Repeat, word for word, every line from the line holding "Extract all readable text from this page." through the final line of the entries below. Skip all pictures.

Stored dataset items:
##############################

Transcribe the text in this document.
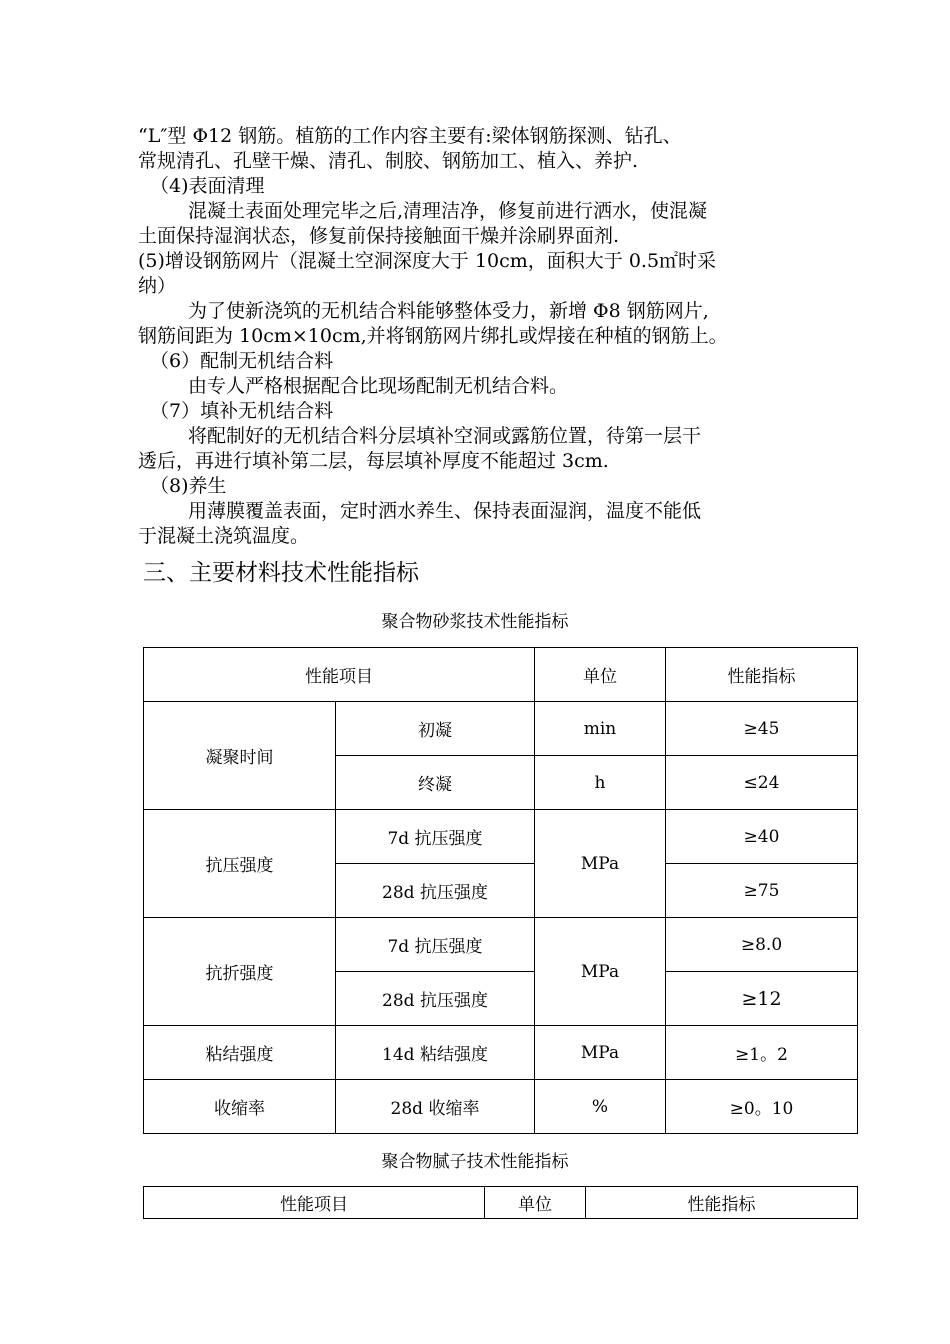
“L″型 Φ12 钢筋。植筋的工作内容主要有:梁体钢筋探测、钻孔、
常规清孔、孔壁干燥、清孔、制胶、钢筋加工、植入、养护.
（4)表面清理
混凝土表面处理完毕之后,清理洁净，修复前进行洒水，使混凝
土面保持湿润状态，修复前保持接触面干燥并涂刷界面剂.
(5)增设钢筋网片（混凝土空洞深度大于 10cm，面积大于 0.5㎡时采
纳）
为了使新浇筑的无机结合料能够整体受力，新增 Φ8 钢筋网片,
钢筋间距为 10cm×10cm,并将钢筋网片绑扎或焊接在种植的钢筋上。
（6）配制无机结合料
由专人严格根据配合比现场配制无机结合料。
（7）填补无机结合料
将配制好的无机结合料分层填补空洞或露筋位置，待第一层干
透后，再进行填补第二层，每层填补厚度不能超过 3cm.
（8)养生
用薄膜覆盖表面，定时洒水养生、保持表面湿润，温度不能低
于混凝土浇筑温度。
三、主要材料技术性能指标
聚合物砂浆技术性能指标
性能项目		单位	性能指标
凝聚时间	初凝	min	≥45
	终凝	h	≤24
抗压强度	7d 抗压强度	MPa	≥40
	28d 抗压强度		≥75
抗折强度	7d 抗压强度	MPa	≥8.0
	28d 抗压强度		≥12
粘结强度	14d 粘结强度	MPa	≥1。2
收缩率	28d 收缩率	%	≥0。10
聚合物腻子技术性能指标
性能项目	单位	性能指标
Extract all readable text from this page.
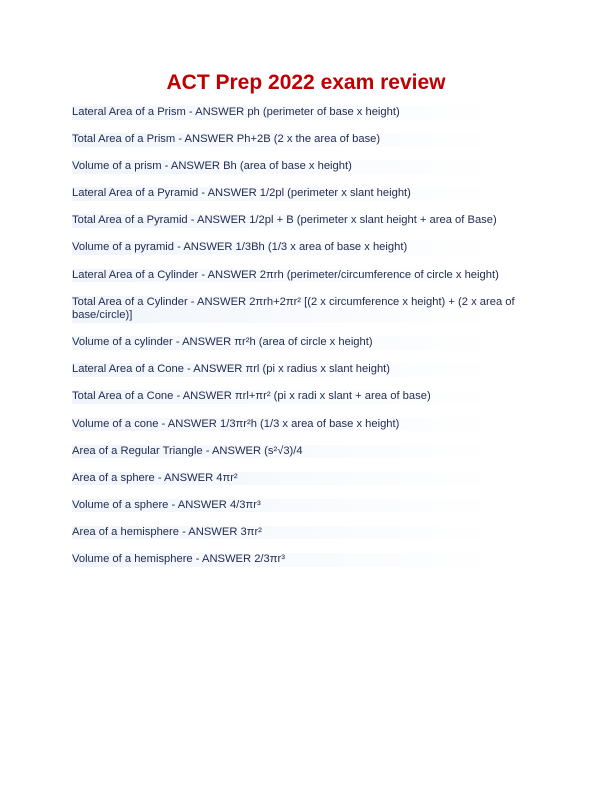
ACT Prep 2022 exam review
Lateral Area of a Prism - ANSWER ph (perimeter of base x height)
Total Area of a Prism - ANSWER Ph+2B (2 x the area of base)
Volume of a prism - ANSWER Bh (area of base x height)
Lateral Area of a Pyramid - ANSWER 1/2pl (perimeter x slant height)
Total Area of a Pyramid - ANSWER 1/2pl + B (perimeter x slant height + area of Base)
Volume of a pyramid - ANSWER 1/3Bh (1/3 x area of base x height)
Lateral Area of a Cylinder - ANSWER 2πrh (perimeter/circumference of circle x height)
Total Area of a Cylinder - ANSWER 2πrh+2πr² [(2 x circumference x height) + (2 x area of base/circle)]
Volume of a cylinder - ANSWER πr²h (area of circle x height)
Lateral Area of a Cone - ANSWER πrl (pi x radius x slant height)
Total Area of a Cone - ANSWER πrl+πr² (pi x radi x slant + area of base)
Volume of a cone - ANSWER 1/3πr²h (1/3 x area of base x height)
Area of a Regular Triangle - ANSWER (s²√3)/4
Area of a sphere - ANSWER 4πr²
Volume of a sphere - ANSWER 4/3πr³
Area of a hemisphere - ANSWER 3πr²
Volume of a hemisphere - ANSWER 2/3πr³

##############################

*Task response*:
Extract all readable text from this page.
ACT Prep 2022 exam review
Lateral Area of a Prism - ANSWER ph (perimeter of base x height)
Total Area of a Prism - ANSWER Ph+2B (2 x the area of base)
Volume of a prism - ANSWER Bh (area of base x height)
Lateral Area of a Pyramid - ANSWER 1/2pl (perimeter x slant height)
Total Area of a Pyramid - ANSWER 1/2pl + B (perimeter x slant height + area of Base)
Volume of a pyramid - ANSWER 1/3Bh (1/3 x area of base x height)
Lateral Area of a Cylinder - ANSWER 2πrh (perimeter/circumference of circle x height)
Total Area of a Cylinder - ANSWER 2πrh+2πr² [(2 x circumference x height) + (2 x area of base/circle)]
Volume of a cylinder - ANSWER πr²h (area of circle x height)
Lateral Area of a Cone - ANSWER πrl (pi x radius x slant height)
Total Area of a Cone - ANSWER πrl+πr² (pi x radi x slant + area of base)
Volume of a cone - ANSWER 1/3πr²h (1/3 x area of base x height)
Area of a Regular Triangle - ANSWER (s²√3)/4
Area of a sphere - ANSWER 4πr²
Volume of a sphere - ANSWER 4/3πr³
Area of a hemisphere - ANSWER 3πr²
Volume of a hemisphere - ANSWER 2/3πr³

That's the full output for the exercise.